### Exercise goal
Repeat the layout records below with "element" replaced by "item" throughout and everything else kept the same. Omit the pictures from your answer.

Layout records

— START —

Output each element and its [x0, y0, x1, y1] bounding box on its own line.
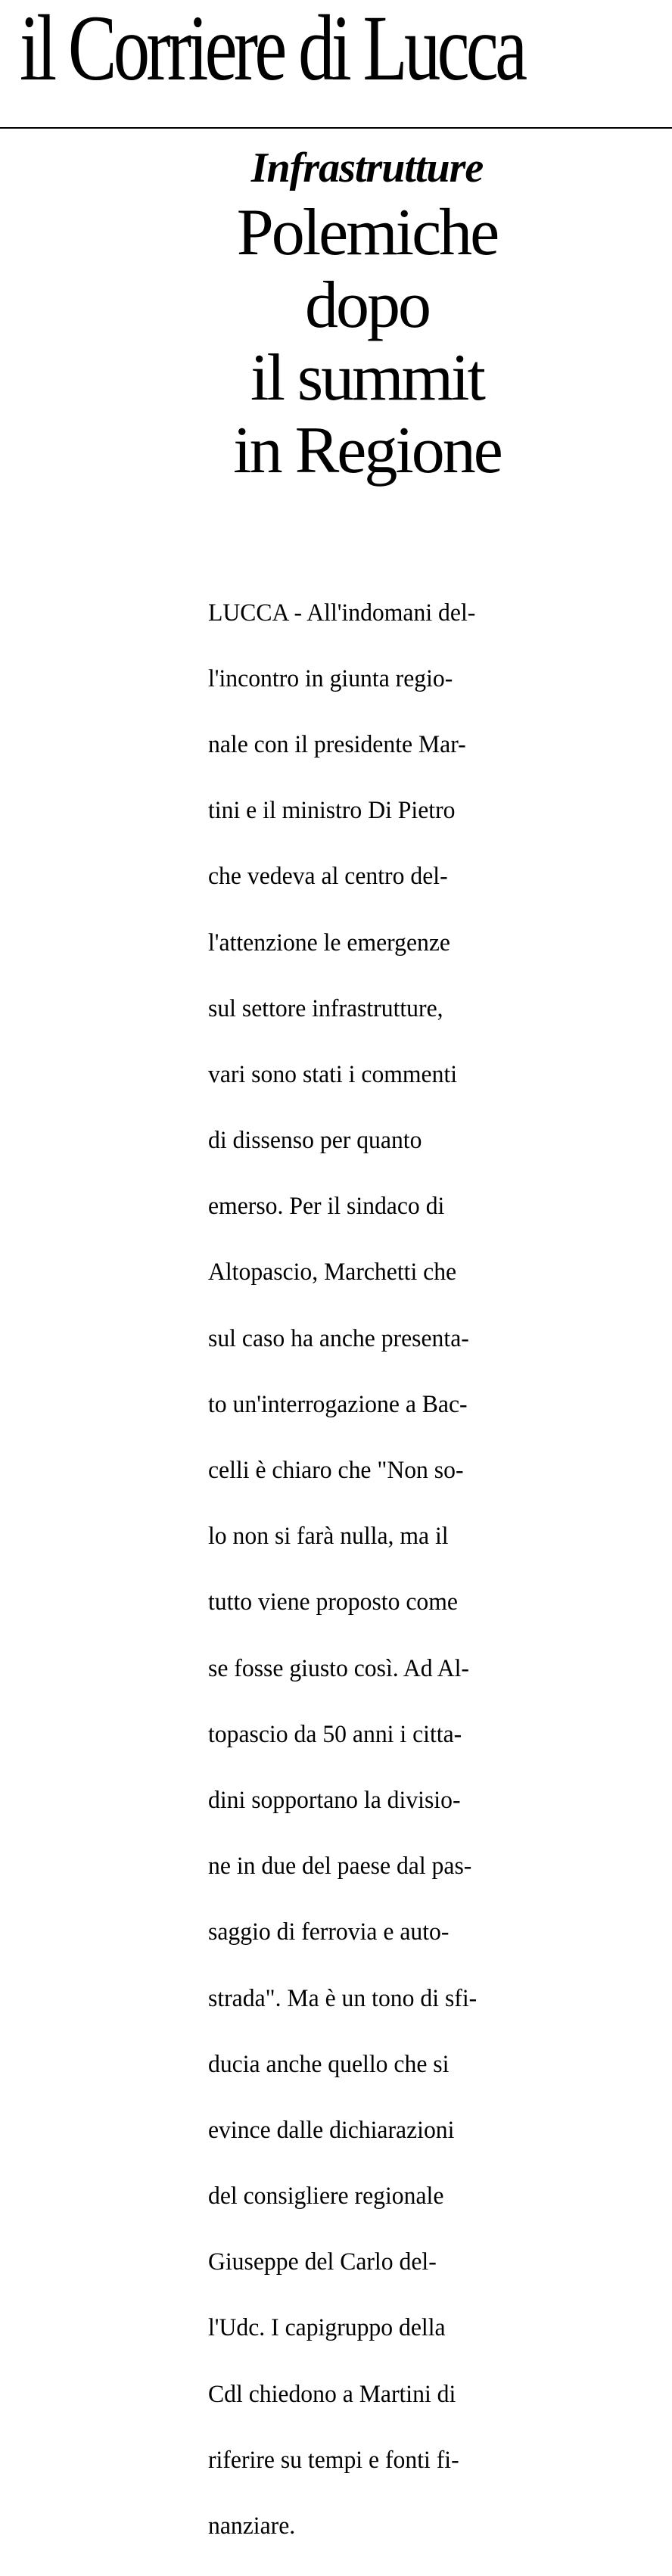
body-line: vari sono stati i commenti — [208, 1060, 458, 1088]
body-line: Altopascio, Marchetti che — [208, 1258, 457, 1286]
body-line: lo non si farà nulla, ma il — [208, 1523, 449, 1551]
body-line: Cdl chiedono a Martini di — [208, 2380, 456, 2408]
body-line: LUCCA - All'indomani del- — [208, 599, 476, 627]
body-line: strada". Ma è un tono di sfi- — [208, 1984, 478, 2012]
body-line: nanziare. — [208, 2512, 296, 2540]
body-line: dini sopportano la divisio- — [208, 1786, 461, 1814]
body-line: l'incontro in giunta regio- — [208, 664, 453, 692]
body-line: ne in due del paese dal pas- — [208, 1853, 472, 1881]
article-body — [208, 564, 513, 2576]
headline-line: il summit — [250, 341, 484, 415]
section-label: Infrastrutture — [250, 145, 484, 191]
body-line: tutto viene proposto come — [208, 1588, 458, 1616]
headline-line: Polemiche — [236, 196, 498, 269]
headline — [204, 197, 530, 487]
body-line: nale con il presidente Mar- — [208, 730, 466, 758]
body-line: tini e il ministro Di Pietro — [208, 797, 456, 825]
body-line: ducia anche quello che si — [208, 2050, 450, 2078]
body-line: l'Udc. I capigruppo della — [208, 2314, 446, 2342]
body-line: celli è chiaro che "Non so- — [208, 1457, 464, 1485]
body-line: saggio di ferrovia e auto- — [208, 1918, 450, 1946]
body-line: emerso. Per il sindaco di — [208, 1193, 445, 1221]
masthead — [0, 0, 672, 129]
article-header — [204, 144, 530, 487]
body-line: to un'interrogazione a Bac- — [208, 1390, 468, 1418]
headline-line: dopo — [305, 269, 429, 342]
body-line: di dissenso per quanto — [208, 1127, 422, 1155]
headline-line: in Regione — [233, 414, 501, 487]
body-line: Giuseppe del Carlo del- — [208, 2248, 437, 2276]
body-line: che vedeva al centro del- — [208, 863, 448, 891]
newspaper-title: il Corriere di Lucca — [20, 0, 524, 100]
body-line: se fosse giusto così. Ad Al- — [208, 1654, 469, 1682]
body-line: sul caso ha anche presenta- — [208, 1324, 469, 1352]
body-line: sul settore infrastrutture, — [208, 994, 443, 1022]
body-line: evince dalle dichiarazioni — [208, 2116, 455, 2144]
body-line: riferire su tempi e fonti fi- — [208, 2446, 459, 2474]
body-line: l'attenzione le emergenze — [208, 929, 450, 957]
body-line: del consigliere regionale — [208, 2182, 444, 2210]
body-line: topascio da 50 anni i citta- — [208, 1720, 462, 1748]
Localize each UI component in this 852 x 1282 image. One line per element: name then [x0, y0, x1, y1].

— END —

### Problem solution
Output each item and its [x0, y0, x1, y1] bounding box on its own line.
body-line: vari sono stati i commenti — [208, 1060, 458, 1088]
body-line: Altopascio, Marchetti che — [208, 1258, 457, 1286]
body-line: lo non si farà nulla, ma il — [208, 1523, 449, 1551]
body-line: Cdl chiedono a Martini di — [208, 2380, 456, 2408]
body-line: LUCCA - All'indomani del- — [208, 599, 476, 627]
body-line: strada". Ma è un tono di sfi- — [208, 1984, 478, 2012]
body-line: nanziare. — [208, 2512, 296, 2540]
body-line: dini sopportano la divisio- — [208, 1786, 461, 1814]
body-line: l'incontro in giunta regio- — [208, 664, 453, 692]
body-line: ne in due del paese dal pas- — [208, 1853, 472, 1881]
article-body — [208, 564, 513, 2576]
headline-line: il summit — [250, 341, 484, 415]
section-label: Infrastrutture — [250, 145, 484, 191]
body-line: tutto viene proposto come — [208, 1588, 458, 1616]
headline-line: Polemiche — [236, 196, 498, 269]
headline — [204, 197, 530, 487]
body-line: nale con il presidente Mar- — [208, 730, 466, 758]
body-line: tini e il ministro Di Pietro — [208, 797, 456, 825]
body-line: ducia anche quello che si — [208, 2050, 450, 2078]
body-line: l'Udc. I capigruppo della — [208, 2314, 446, 2342]
body-line: celli è chiaro che "Non so- — [208, 1457, 464, 1485]
body-line: saggio di ferrovia e auto- — [208, 1918, 450, 1946]
body-line: emerso. Per il sindaco di — [208, 1193, 445, 1221]
masthead — [0, 0, 672, 129]
article-header — [204, 144, 530, 487]
body-line: to un'interrogazione a Bac- — [208, 1390, 468, 1418]
headline-line: dopo — [305, 269, 429, 342]
body-line: di dissenso per quanto — [208, 1127, 422, 1155]
headline-line: in Regione — [233, 414, 501, 487]
body-line: Giuseppe del Carlo del- — [208, 2248, 437, 2276]
body-line: che vedeva al centro del- — [208, 863, 448, 891]
newspaper-title: il Corriere di Lucca — [20, 0, 524, 100]
body-line: se fosse giusto così. Ad Al- — [208, 1654, 469, 1682]
body-line: sul caso ha anche presenta- — [208, 1324, 469, 1352]
body-line: sul settore infrastrutture, — [208, 994, 443, 1022]
body-line: evince dalle dichiarazioni — [208, 2116, 455, 2144]
body-line: riferire su tempi e fonti fi- — [208, 2446, 459, 2474]
body-line: l'attenzione le emergenze — [208, 929, 450, 957]
body-line: del consigliere regionale — [208, 2182, 444, 2210]
body-line: topascio da 50 anni i citta- — [208, 1720, 462, 1748]
Localize each UI component in this 852 x 1282 image. One line per item: name then [x0, y0, x1, y1].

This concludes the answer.